**Your task**. Gather all lines containing the string "name" and copy them out.

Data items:
- - -
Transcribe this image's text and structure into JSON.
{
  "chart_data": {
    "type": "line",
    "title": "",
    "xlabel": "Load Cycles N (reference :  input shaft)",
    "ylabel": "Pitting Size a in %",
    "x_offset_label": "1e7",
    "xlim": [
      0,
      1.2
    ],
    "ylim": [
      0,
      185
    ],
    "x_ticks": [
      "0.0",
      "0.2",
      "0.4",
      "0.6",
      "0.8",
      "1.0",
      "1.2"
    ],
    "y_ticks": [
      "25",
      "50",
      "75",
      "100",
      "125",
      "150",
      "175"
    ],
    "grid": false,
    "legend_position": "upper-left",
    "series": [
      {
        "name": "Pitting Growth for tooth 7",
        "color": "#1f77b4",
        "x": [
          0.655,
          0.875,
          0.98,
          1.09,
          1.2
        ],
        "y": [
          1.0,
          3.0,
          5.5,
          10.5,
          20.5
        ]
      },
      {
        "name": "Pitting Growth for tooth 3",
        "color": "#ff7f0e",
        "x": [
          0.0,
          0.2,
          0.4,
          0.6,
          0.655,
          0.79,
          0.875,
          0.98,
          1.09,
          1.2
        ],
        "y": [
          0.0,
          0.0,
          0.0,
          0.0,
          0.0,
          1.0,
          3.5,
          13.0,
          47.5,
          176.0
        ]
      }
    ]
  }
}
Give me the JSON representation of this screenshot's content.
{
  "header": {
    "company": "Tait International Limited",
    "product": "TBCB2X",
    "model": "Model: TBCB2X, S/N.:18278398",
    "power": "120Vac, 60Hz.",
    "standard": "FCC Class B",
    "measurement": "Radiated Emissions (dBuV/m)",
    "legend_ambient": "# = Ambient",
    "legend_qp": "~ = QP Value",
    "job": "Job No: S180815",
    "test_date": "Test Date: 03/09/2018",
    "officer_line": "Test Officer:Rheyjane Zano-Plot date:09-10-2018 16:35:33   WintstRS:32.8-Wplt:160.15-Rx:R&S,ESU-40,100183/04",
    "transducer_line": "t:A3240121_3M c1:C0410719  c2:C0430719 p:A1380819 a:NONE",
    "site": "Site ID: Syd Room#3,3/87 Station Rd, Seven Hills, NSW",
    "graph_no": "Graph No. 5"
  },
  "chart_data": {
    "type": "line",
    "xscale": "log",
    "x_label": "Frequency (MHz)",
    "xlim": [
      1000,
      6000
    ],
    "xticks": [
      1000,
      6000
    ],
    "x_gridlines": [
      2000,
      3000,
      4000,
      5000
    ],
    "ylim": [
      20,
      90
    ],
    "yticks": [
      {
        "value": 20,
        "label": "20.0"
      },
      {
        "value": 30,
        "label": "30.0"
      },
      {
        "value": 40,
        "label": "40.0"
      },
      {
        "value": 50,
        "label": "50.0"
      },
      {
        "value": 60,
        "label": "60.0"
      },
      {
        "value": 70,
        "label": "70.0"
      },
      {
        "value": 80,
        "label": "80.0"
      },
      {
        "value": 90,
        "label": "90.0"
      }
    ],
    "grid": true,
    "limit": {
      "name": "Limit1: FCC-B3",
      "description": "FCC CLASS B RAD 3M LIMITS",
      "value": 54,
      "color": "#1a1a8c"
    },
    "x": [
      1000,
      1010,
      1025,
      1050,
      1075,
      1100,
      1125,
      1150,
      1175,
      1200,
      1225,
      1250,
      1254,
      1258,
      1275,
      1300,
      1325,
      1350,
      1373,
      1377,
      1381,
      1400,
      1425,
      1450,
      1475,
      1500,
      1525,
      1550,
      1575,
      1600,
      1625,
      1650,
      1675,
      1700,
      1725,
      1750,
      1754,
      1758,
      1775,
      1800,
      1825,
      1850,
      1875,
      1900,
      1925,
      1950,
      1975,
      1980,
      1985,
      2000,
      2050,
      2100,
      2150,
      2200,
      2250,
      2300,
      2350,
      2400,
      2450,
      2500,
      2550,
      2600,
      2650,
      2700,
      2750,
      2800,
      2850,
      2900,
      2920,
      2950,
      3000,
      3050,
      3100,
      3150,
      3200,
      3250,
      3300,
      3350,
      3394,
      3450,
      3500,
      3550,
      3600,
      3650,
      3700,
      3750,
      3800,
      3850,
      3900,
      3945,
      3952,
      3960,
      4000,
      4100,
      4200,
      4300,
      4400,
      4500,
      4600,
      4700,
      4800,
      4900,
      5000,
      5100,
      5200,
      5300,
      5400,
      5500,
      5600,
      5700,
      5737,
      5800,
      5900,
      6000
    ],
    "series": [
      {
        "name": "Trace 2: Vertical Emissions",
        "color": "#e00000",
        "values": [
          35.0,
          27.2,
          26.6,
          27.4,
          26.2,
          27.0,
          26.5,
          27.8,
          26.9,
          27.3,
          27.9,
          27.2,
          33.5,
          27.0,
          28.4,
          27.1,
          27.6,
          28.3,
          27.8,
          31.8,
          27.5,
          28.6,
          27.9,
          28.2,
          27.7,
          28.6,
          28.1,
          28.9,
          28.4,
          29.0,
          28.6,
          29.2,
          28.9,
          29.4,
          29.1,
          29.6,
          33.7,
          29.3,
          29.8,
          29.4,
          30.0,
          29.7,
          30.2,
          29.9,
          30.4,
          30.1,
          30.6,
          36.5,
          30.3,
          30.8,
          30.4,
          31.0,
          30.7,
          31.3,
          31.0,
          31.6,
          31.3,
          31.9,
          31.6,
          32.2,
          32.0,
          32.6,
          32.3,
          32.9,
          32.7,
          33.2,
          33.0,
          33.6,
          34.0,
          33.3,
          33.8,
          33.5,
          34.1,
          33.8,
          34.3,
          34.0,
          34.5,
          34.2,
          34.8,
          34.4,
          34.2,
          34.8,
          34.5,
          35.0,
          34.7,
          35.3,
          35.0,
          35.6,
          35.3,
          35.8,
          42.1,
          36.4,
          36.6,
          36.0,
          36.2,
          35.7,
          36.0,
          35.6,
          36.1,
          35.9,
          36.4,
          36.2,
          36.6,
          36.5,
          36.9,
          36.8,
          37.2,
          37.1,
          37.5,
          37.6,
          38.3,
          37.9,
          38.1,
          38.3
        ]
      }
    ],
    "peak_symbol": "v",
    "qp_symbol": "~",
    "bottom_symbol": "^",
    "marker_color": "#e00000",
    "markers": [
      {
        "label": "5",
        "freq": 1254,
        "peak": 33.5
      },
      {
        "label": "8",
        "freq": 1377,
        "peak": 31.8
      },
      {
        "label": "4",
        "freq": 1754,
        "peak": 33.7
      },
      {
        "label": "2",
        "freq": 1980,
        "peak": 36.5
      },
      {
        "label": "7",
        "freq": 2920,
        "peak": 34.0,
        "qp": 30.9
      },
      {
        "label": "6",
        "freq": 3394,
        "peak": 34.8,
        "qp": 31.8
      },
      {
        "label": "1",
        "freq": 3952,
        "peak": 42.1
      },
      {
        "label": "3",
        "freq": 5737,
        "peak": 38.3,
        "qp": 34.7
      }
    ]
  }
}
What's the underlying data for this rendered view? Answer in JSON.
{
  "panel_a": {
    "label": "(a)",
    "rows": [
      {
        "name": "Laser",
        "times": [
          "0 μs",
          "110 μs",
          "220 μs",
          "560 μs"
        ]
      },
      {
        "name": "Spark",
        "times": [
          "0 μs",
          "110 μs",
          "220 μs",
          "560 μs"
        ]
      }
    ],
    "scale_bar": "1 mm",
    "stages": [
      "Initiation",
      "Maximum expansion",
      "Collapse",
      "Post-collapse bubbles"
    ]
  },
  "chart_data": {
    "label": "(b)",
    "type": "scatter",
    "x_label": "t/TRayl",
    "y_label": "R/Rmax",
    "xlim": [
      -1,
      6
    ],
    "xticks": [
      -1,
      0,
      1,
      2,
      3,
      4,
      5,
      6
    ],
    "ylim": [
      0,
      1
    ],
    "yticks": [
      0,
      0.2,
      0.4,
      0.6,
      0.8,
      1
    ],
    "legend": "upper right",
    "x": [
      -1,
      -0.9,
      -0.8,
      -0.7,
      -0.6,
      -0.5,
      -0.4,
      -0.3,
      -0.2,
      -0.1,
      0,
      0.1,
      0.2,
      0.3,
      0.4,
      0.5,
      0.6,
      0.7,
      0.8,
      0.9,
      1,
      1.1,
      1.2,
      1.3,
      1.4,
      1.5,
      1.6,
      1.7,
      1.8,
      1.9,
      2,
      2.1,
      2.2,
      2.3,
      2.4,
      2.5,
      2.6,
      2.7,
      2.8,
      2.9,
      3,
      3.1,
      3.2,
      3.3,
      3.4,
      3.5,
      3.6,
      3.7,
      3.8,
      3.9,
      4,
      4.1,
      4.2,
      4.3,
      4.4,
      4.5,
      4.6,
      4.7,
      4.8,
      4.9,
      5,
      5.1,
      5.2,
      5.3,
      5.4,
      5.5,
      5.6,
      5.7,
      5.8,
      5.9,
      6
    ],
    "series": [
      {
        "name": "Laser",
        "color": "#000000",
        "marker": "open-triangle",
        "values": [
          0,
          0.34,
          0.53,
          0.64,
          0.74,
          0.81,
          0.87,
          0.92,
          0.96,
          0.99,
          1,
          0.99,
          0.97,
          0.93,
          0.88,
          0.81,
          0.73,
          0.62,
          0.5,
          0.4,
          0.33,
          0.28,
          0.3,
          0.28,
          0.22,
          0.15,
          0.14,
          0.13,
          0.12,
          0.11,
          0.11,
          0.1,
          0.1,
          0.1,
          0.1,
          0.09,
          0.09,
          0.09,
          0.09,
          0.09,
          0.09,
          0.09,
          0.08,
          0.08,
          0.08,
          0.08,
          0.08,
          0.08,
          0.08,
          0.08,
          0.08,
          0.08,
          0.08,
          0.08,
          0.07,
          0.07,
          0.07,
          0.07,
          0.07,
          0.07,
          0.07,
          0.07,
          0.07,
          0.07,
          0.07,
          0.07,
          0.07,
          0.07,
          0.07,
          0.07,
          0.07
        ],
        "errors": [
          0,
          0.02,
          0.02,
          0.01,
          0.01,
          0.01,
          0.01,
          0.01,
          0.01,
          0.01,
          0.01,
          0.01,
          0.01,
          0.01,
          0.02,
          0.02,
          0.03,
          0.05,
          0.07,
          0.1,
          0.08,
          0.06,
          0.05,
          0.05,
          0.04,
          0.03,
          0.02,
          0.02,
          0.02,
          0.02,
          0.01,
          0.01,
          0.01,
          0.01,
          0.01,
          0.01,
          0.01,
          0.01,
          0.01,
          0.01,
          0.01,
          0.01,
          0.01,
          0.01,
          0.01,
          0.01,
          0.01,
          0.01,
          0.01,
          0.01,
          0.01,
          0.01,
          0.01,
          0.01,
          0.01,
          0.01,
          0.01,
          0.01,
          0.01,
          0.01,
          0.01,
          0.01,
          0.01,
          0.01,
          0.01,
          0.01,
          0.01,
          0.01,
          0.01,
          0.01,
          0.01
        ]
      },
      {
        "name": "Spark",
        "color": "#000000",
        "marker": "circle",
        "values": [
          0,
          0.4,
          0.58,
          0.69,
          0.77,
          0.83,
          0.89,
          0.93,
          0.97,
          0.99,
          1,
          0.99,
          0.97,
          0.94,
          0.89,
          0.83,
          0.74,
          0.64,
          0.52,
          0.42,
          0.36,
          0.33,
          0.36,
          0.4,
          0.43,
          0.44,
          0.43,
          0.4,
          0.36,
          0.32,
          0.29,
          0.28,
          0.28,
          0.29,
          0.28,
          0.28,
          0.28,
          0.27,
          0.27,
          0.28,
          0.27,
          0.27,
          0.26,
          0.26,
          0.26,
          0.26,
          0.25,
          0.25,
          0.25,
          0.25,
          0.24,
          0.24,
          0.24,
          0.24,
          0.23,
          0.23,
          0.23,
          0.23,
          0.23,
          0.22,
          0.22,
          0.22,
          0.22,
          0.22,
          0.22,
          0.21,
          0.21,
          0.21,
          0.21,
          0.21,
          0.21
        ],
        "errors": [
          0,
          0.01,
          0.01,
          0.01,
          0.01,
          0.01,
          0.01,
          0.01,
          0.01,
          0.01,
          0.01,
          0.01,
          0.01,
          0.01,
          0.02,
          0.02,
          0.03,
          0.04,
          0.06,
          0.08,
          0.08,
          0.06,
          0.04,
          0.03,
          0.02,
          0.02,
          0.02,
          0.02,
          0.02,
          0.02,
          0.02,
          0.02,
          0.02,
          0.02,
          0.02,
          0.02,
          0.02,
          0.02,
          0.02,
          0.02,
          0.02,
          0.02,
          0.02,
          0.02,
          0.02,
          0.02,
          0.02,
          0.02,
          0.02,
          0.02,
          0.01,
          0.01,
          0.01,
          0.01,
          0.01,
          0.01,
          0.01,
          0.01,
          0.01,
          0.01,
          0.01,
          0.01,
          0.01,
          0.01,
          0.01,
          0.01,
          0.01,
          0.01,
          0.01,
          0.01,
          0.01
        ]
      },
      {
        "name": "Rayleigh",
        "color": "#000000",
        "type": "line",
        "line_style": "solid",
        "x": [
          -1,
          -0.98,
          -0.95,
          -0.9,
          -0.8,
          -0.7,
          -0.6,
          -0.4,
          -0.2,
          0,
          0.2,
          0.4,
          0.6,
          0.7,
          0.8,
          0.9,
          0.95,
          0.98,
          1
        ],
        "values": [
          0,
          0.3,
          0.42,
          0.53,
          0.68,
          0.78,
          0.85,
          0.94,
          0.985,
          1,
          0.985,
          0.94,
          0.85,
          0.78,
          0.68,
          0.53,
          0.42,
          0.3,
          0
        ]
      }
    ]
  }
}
- - -
**Result of this task**.
        "name": "Pitting Growth for tooth 7",
        "name": "Pitting Growth for tooth 3",
      "name": "Limit1: FCC-B3",
        "name": "Trace 2: Vertical Emissions",
        "name": "Laser",
        "name": "Spark",
        "name": "Laser",
        "name": "Spark",
        "name": "Rayleigh",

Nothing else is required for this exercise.